## Stated problem
Print the data unchanged, starting with its first line and going on through the line with "351, 275, 366]", including both ends.

## Dataset records
-------

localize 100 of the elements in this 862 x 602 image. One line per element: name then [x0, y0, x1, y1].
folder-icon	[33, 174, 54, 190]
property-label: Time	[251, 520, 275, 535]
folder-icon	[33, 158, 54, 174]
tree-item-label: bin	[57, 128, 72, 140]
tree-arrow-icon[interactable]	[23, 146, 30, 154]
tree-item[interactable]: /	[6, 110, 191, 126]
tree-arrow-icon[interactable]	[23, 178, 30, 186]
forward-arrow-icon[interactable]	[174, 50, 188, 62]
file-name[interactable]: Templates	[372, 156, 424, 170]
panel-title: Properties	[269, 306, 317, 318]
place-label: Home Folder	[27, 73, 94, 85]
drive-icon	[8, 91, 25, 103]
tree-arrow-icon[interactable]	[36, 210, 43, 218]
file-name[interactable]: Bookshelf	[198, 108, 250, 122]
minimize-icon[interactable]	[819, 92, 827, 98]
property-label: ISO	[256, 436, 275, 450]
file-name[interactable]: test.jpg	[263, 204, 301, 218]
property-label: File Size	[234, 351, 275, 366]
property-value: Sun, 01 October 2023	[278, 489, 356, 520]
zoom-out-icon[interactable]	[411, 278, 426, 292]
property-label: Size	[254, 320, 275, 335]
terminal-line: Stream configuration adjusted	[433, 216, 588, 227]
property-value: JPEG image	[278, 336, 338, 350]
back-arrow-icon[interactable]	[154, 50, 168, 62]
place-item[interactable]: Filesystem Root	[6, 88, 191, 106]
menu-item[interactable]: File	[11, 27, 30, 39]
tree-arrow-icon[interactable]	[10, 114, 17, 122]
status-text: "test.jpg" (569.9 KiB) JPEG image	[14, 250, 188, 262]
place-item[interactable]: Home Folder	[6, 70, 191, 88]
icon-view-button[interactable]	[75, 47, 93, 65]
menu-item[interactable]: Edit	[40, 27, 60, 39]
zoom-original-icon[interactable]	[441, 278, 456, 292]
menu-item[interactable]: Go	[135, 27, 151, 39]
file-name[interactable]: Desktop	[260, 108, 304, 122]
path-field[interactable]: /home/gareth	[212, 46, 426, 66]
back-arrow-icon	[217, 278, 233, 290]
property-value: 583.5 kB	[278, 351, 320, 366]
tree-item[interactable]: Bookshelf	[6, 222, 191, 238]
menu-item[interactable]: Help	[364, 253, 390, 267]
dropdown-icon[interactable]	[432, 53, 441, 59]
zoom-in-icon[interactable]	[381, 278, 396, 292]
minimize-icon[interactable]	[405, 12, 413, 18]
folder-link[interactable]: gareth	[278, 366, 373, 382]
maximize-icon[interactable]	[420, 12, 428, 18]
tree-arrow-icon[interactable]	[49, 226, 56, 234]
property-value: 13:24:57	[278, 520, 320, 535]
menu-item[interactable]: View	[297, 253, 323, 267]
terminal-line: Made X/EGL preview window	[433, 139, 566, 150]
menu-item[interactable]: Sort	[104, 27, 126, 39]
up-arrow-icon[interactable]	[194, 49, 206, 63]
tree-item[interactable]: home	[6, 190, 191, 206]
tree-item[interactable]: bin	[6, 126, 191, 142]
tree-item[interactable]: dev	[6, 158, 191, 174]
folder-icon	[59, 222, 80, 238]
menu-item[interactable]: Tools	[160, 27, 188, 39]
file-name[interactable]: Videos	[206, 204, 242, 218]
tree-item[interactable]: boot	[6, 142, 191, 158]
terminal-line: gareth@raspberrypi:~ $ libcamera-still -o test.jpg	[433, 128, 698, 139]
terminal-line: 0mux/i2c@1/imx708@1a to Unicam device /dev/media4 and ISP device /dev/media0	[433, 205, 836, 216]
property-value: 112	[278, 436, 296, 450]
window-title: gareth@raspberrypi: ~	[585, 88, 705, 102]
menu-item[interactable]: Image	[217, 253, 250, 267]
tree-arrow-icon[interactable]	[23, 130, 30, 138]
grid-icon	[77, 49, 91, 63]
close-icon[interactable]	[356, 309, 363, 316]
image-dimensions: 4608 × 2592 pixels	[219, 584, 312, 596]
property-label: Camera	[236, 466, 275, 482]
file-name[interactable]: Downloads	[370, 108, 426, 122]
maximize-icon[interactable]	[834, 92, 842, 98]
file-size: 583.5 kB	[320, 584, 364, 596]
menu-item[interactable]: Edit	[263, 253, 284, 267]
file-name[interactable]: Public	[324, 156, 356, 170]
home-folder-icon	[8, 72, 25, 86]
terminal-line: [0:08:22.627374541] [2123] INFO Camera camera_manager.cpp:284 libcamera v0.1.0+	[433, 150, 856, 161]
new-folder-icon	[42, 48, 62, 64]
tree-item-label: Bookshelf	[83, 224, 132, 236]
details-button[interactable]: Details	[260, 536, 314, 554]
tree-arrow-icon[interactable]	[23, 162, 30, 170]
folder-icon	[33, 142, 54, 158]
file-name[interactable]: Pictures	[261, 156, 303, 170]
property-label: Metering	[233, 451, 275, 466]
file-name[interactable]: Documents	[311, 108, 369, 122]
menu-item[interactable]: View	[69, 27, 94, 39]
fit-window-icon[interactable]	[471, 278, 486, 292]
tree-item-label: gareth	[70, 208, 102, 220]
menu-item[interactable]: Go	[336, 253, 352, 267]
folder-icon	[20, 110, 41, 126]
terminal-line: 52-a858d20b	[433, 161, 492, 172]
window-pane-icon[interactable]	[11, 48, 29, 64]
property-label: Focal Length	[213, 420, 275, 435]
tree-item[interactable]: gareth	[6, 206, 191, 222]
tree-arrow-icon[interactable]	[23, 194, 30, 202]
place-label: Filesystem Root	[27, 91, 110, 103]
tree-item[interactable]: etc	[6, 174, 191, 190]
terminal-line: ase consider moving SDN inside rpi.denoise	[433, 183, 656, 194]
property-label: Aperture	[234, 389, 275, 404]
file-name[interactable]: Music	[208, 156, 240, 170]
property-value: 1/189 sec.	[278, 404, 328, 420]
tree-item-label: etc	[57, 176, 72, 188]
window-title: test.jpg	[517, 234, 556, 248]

-------

## Result
localize 100 of the elements in this 862 x 602 image. One line per element: name then [x0, y0, x1, y1].
folder-icon	[33, 174, 54, 190]
property-label: Time	[251, 520, 275, 535]
folder-icon	[33, 158, 54, 174]
tree-item-label: bin	[57, 128, 72, 140]
tree-arrow-icon[interactable]	[23, 146, 30, 154]
tree-item[interactable]: /	[6, 110, 191, 126]
tree-arrow-icon[interactable]	[23, 178, 30, 186]
forward-arrow-icon[interactable]	[174, 50, 188, 62]
file-name[interactable]: Templates	[372, 156, 424, 170]
panel-title: Properties	[269, 306, 317, 318]
place-label: Home Folder	[27, 73, 94, 85]
drive-icon	[8, 91, 25, 103]
tree-arrow-icon[interactable]	[36, 210, 43, 218]
file-name[interactable]: Bookshelf	[198, 108, 250, 122]
minimize-icon[interactable]	[819, 92, 827, 98]
property-label: ISO	[256, 436, 275, 450]
file-name[interactable]: test.jpg	[263, 204, 301, 218]
property-label: File Size	[234, 351, 275, 366]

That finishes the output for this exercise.